**Task statement**: Where does the string "structured" appear? Copy every line of the entries below that holds it.

## Begin Supplied records

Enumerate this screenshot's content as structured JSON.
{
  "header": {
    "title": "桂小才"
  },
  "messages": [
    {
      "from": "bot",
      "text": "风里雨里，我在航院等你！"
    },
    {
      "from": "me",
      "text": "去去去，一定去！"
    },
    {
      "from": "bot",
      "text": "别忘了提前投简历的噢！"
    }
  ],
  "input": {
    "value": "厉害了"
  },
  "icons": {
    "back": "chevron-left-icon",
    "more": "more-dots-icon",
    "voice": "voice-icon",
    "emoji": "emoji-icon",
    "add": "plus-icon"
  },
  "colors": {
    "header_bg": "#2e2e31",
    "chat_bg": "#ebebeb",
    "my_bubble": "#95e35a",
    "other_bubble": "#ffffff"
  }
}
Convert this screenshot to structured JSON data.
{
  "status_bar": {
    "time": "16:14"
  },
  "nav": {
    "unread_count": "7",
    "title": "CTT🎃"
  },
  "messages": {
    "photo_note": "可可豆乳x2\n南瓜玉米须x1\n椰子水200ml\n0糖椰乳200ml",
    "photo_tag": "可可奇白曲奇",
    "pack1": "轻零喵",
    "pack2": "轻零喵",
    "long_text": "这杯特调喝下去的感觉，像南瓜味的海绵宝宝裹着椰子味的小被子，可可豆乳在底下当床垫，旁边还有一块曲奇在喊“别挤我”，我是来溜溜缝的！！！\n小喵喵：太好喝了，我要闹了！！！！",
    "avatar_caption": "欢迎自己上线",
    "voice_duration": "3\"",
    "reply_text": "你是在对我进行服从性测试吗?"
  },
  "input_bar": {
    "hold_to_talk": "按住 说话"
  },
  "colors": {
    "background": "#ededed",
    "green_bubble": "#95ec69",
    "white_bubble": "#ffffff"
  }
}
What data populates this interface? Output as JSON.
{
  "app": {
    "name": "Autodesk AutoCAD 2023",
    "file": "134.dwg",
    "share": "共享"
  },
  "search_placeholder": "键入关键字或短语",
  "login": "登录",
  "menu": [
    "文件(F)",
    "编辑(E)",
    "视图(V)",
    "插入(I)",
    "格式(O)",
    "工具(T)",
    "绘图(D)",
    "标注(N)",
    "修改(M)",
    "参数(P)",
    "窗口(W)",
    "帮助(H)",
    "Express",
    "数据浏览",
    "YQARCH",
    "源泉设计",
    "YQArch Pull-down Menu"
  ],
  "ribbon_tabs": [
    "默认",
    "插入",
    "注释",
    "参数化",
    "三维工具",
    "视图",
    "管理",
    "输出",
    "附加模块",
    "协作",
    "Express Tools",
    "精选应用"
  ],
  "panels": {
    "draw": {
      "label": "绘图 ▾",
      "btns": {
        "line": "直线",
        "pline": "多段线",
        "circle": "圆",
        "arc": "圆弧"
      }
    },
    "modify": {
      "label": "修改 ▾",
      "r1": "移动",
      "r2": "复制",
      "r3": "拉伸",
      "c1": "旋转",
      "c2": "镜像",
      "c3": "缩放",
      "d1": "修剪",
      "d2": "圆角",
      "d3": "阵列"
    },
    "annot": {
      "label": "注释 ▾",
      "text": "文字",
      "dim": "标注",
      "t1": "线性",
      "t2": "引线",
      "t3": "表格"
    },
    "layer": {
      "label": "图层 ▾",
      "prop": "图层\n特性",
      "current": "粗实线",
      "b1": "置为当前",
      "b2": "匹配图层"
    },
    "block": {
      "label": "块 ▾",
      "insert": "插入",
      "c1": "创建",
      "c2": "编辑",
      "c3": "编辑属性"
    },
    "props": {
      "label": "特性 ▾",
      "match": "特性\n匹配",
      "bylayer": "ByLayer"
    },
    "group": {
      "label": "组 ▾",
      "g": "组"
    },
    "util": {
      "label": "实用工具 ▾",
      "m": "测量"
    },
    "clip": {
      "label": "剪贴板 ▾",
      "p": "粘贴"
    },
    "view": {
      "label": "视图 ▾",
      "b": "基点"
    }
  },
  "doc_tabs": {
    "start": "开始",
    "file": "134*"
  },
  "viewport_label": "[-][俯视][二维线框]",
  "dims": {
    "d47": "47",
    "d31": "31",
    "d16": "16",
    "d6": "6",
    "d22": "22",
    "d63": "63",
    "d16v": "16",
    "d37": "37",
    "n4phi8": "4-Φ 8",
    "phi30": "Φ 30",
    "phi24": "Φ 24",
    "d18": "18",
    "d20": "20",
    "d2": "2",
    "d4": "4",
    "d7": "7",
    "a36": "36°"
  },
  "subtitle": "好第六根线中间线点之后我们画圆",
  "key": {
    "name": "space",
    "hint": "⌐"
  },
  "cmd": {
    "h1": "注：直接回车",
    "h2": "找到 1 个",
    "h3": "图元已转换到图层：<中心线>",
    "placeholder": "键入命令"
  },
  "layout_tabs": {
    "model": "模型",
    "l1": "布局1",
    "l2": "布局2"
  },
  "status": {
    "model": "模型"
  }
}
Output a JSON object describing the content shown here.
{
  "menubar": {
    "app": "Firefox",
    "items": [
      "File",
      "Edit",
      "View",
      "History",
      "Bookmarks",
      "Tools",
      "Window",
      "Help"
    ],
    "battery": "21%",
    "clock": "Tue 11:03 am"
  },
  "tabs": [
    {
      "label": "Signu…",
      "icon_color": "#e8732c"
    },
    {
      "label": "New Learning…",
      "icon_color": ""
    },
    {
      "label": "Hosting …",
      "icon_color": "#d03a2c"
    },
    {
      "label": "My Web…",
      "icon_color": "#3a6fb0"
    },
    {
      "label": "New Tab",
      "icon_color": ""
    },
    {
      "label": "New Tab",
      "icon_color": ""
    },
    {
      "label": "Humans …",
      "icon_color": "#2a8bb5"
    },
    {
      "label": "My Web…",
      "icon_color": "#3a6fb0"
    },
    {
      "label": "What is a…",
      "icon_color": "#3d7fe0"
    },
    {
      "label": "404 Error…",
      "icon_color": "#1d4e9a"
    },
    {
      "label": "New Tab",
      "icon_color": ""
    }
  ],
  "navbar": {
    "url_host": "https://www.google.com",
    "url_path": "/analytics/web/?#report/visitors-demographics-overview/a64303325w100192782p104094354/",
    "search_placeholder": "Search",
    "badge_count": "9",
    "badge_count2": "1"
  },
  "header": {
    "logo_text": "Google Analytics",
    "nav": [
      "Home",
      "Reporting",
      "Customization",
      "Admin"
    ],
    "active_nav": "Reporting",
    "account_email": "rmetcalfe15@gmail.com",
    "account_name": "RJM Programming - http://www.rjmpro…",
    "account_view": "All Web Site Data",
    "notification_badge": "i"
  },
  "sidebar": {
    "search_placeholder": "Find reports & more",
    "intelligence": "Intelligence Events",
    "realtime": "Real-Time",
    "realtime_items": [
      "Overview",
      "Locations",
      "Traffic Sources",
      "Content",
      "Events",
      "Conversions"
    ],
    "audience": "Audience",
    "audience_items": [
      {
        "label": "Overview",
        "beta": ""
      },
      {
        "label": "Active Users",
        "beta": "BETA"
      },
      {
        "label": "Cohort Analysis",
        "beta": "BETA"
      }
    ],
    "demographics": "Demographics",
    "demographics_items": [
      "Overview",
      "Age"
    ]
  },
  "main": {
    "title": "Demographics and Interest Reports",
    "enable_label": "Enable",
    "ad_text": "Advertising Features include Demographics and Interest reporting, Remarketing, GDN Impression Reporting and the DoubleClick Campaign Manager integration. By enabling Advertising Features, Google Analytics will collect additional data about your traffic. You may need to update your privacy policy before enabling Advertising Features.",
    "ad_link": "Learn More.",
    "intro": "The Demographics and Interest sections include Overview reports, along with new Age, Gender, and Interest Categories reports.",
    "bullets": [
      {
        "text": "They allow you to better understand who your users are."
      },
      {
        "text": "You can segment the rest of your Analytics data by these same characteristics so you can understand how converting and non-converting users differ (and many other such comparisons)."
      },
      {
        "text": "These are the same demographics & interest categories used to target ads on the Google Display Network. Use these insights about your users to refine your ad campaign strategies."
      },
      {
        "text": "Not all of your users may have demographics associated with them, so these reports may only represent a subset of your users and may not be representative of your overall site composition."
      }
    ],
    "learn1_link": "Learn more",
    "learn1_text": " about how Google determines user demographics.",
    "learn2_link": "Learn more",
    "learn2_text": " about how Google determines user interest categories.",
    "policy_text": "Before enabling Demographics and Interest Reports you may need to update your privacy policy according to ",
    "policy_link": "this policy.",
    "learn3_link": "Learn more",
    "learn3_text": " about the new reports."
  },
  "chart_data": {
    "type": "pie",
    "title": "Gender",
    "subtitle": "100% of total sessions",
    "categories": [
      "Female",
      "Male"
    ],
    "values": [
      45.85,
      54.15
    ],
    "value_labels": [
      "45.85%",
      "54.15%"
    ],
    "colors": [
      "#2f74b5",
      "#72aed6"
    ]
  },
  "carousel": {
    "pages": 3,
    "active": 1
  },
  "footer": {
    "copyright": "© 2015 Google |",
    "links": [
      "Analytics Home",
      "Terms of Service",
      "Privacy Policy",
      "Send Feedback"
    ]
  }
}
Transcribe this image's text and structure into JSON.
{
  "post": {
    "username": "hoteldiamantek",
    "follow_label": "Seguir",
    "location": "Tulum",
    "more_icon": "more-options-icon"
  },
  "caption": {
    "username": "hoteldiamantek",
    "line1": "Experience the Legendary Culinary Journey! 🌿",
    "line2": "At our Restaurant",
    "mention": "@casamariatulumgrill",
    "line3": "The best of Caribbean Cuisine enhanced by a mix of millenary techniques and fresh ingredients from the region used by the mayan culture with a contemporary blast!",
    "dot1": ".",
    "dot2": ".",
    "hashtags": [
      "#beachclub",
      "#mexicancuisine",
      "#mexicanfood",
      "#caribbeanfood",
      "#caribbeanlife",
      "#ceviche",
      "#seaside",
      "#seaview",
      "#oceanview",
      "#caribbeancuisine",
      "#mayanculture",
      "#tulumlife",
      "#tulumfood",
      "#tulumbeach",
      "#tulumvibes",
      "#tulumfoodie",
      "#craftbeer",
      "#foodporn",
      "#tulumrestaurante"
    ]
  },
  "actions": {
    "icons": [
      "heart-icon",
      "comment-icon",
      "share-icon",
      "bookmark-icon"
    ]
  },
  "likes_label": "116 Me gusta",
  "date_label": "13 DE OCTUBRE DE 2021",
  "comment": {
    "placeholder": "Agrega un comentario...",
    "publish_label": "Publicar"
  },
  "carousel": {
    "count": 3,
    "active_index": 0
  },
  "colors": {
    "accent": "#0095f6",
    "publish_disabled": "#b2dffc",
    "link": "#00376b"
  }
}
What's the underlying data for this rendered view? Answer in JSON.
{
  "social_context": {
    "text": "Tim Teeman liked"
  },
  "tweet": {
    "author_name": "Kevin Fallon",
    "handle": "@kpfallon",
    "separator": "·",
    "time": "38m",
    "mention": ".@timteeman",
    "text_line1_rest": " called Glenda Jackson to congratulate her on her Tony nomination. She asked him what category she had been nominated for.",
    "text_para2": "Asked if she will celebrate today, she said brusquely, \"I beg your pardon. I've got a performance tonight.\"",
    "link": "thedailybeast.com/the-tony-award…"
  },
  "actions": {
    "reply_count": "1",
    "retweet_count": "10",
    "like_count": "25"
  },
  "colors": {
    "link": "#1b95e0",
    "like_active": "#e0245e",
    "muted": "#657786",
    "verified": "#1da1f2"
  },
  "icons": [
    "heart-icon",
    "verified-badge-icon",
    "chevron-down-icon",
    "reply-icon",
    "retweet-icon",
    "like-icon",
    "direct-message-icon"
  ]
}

## End Supplied records

**Written response**:
Enumerate this screenshot's content as structured JSON.
Convert this screenshot to structured JSON data.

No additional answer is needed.